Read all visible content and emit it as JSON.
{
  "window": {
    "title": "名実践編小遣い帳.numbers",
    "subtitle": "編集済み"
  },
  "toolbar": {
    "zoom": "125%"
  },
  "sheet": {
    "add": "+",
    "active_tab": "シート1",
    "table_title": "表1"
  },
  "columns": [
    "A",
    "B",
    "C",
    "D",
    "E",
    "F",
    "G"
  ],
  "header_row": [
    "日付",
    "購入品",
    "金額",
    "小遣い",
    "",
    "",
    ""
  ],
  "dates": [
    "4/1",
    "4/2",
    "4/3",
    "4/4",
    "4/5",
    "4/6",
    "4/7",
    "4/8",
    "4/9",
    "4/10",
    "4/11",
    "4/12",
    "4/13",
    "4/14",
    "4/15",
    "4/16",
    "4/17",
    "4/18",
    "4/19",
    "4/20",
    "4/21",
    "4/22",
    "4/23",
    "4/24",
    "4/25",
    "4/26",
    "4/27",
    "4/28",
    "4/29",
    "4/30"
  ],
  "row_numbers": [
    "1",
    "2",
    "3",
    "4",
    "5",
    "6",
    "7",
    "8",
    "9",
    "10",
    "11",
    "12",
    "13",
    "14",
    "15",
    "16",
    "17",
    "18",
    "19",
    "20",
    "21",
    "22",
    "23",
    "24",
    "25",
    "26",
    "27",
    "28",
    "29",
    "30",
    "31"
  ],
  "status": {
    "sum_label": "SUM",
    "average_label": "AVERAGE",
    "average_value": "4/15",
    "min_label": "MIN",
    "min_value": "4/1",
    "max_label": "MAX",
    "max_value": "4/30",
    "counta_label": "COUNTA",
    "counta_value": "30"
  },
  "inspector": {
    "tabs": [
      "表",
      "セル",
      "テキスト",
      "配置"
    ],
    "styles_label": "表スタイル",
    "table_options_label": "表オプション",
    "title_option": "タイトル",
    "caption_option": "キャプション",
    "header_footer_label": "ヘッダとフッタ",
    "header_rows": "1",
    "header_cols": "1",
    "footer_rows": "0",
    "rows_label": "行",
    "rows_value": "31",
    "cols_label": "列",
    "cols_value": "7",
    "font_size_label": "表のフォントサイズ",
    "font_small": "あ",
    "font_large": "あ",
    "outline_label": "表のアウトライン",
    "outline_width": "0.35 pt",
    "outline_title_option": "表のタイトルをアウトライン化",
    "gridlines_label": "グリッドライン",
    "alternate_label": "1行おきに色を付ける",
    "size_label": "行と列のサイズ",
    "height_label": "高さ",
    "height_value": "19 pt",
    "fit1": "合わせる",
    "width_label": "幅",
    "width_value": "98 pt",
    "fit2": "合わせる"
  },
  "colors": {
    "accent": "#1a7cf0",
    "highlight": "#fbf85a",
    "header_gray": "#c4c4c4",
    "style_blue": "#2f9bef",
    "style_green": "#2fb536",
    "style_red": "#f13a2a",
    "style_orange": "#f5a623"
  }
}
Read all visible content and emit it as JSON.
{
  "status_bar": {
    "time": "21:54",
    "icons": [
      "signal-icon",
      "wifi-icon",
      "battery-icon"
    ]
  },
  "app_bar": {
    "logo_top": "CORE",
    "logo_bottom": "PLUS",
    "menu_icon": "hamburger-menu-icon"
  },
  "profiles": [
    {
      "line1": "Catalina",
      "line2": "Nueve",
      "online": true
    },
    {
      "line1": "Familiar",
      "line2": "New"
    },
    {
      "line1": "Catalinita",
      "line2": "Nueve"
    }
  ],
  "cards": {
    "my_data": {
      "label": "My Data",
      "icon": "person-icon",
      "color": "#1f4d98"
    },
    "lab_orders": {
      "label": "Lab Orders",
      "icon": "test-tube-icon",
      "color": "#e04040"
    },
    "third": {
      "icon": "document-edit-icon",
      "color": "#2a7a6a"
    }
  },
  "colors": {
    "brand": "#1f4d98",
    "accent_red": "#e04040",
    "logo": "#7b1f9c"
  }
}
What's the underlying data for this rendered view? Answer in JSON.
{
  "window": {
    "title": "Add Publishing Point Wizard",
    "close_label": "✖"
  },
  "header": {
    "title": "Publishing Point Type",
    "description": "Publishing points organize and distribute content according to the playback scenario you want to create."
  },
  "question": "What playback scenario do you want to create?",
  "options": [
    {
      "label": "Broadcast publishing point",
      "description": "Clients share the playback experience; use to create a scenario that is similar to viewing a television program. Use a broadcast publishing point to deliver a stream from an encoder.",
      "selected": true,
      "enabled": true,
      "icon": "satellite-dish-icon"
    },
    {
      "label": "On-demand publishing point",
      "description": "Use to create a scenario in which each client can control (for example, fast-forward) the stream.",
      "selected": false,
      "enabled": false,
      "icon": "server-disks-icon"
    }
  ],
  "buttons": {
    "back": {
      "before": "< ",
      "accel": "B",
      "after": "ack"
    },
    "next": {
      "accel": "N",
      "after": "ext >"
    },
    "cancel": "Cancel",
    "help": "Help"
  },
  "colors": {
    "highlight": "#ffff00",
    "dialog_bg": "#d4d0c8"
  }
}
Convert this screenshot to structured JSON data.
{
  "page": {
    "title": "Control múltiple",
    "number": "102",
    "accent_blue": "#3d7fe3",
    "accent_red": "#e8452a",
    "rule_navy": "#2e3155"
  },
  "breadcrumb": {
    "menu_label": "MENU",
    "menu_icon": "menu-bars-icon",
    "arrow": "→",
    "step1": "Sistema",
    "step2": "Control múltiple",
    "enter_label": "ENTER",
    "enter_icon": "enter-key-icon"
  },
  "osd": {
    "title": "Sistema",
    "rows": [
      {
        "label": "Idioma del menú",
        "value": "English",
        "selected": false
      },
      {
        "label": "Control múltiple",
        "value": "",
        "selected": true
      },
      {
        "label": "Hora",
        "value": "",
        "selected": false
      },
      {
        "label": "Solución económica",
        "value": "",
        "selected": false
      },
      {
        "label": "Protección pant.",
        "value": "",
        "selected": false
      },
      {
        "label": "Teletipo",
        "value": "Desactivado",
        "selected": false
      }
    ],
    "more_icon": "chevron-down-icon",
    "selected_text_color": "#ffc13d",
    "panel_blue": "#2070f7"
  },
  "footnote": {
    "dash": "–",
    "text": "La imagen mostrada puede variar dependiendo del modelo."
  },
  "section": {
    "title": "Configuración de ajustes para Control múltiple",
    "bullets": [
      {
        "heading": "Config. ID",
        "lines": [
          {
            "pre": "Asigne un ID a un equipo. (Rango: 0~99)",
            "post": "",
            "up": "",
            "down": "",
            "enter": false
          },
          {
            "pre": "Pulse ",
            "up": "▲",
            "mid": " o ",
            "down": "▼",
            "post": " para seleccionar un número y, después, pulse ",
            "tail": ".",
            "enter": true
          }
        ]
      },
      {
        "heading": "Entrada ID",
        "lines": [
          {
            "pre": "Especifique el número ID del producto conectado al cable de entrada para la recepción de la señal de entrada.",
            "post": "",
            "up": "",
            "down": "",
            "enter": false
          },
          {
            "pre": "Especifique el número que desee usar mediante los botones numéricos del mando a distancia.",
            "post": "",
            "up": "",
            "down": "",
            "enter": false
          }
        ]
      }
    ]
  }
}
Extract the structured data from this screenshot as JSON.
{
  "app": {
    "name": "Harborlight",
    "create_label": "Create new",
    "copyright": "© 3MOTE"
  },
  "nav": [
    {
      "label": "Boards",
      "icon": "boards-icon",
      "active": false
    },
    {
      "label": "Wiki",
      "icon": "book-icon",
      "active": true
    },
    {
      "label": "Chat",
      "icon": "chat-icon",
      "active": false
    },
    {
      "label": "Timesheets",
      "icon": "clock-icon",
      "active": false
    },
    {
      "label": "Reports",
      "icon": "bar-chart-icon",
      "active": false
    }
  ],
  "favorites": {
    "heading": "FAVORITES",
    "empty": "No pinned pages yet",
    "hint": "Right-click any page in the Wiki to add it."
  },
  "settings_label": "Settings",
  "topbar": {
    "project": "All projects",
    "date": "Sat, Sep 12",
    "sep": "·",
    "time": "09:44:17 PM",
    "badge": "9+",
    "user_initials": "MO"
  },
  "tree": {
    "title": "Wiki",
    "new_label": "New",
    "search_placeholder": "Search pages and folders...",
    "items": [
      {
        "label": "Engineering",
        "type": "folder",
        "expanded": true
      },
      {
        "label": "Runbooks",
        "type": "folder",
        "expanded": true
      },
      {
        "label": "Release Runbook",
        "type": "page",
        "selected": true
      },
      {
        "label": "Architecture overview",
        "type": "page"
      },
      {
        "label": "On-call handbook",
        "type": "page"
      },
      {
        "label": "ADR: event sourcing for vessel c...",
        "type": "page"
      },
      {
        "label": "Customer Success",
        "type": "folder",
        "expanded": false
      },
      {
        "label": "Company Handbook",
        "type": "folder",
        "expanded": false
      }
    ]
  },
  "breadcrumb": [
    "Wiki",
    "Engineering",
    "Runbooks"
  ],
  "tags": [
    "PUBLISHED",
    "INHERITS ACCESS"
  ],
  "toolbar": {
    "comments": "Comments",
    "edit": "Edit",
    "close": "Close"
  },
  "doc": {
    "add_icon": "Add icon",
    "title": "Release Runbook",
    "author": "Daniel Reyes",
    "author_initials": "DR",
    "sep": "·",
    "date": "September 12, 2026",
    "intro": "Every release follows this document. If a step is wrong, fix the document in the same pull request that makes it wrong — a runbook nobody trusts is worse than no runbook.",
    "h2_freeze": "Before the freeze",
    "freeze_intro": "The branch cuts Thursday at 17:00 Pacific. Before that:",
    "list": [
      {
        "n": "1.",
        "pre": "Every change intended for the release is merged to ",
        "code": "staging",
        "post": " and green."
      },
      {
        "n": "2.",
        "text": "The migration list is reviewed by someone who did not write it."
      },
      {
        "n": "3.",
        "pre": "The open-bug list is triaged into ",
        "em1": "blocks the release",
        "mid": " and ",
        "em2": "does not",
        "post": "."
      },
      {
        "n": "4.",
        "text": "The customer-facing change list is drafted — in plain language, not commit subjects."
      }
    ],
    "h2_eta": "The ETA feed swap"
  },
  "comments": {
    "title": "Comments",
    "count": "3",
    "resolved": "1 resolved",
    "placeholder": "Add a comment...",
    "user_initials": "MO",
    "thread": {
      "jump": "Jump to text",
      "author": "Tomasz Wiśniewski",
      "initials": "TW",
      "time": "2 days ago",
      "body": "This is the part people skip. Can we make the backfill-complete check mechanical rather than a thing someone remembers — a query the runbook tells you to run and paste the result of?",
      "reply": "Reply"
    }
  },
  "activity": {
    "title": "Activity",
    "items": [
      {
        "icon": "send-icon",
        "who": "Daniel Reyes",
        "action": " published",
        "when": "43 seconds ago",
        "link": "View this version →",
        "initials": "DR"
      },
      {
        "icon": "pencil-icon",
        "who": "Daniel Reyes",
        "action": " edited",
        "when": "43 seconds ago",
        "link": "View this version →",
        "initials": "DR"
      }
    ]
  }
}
====
> Task instructions:
Copy out the lines that hold "want".

> Completed exercise:
    "description": "Publishing points organize and distribute content according to the playback scenario you want to create."
  "question": "What playback scenario do you want to create?",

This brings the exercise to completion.